*Aim*
Can you carry the post about Richard Hofstadter and the 1968 Columbia uprising forward from its final sentence?

*Excerpt to read*
===

Re: Why Richard Hofstadter Is Still Worth Reading.Huh?

On Oct 10, 2006, at 3:10 PM, Jesse Lemisch wrote:

Hofstadter sided with Grayson Kirk at the 1968 Columbia
commencement, where he spoke, after the bloody bust, while all honorable people were at
the counter-commencement. His commencement speech was published in the
Columbia Forum. Like many other liberal historians, including the
unspeakable Vann Woodward, Hofstadter had a bad reaction to the 60s.

This is from the Jon Weiner essay that set this off:

http://hnn.us/articles/30629.html

In other ways, however, Hofstadter’s response to the student
uprising at Columbia in 1968 set him apart from the liberal critics
who regarded the student movement as dangerously anti-intellectual.
While his friends in Morningside Heights carried on about the
students and saw themselves manning the barricades against the new
barbarians, Hofstadter opened the door and invited his students in
to talk with him about their goals and strategies. Eric Foner, one
of those students, recalled that “his graduate students, many of
whom were actively involved in the civil rights and antiwar
movements, were having as much influence on his evolving interests
and outlook as he was on theirs.” Indeed, the year after Columbia
‘68, Hofstadter was rethinking his earlier work. He privately
conceded that his critics had been right about The Age of Reform;
in a letter he declared that the book’s status thesis was (in
Brown’s paraphrase) “flawed and unusable” and that “nativism and
anti-Semitism permeated American society in the 1890s.” In another
letter written the same year, he declared that his effort in Anti- Intellectualism in American Life to explain the present had (in
Brown’s paraphrase) “clearly missed the mark.” Here was another
surprising and unusual quality: a willingness to reassess his work
and find its flaws.

===

*Entries provided*

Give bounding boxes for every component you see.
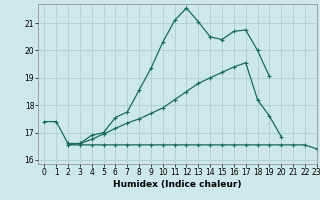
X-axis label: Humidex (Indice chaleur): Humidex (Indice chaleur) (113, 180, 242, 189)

===

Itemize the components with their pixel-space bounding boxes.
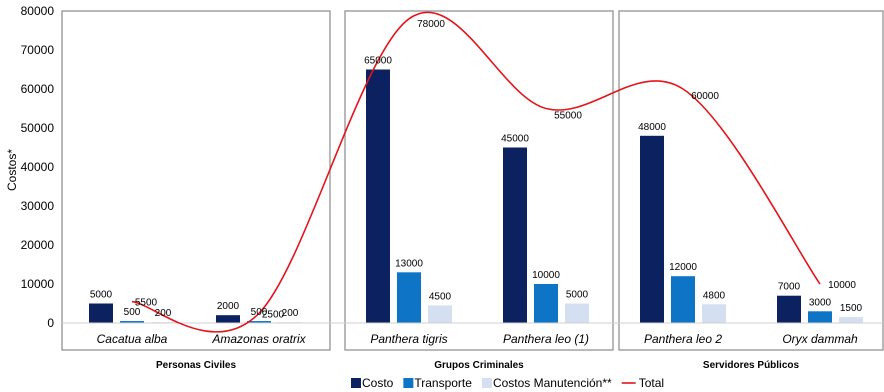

===

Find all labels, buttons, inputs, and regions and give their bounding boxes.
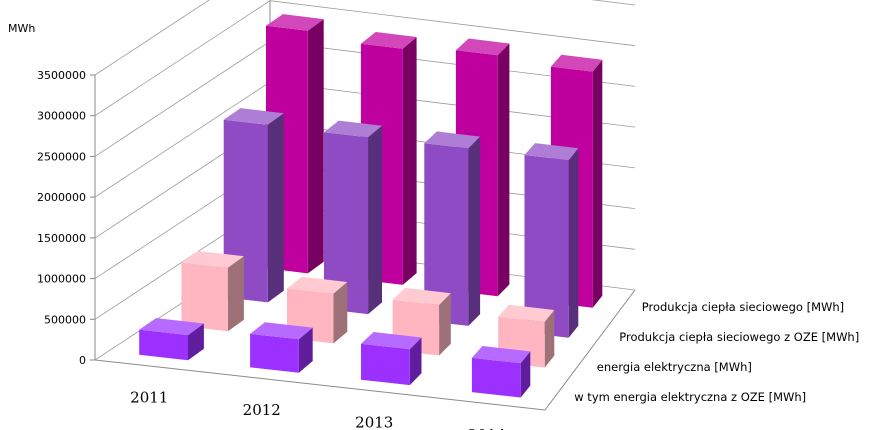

===

*Result*
The most remarkable of his relationships with students after the
‘68 events was with his research assistant, Michael Wallace (who
went on to win the 1999 Pulitzer Prize for Gotham, a history of New
York City). In the spring of 1968, in the midst of the
demonstrations, Wallace, a PhD candidate, had unlocked the door to
Fayerweather Hall, the history building, so that his fellow student
radicals could occupy it. A few months later, Hofstadter invited
him to collaborate on a documentary history on American violence.

Thus the intellectual fruit of the trauma of ‘68 for Hofstadter was
not a history of student radicals as Hitler Youth but rather a
partnership with one of those radical students that produced a
powerful exposé of American racial and class violence. In Foner’s
words, Hofstadter and Wallace’s American Violence: A Documentary
History “utterly contradicted the consensus vision of a nation
placidly evolving without serious disagreements.” This intellectual
turn is the most surprising of all in the Hofstadter story.
American Violence was the last book Hofstadter published before he
died in 1970. He was only 54. (An unfinished work, America at 1750,
was published posthumously in 1971.)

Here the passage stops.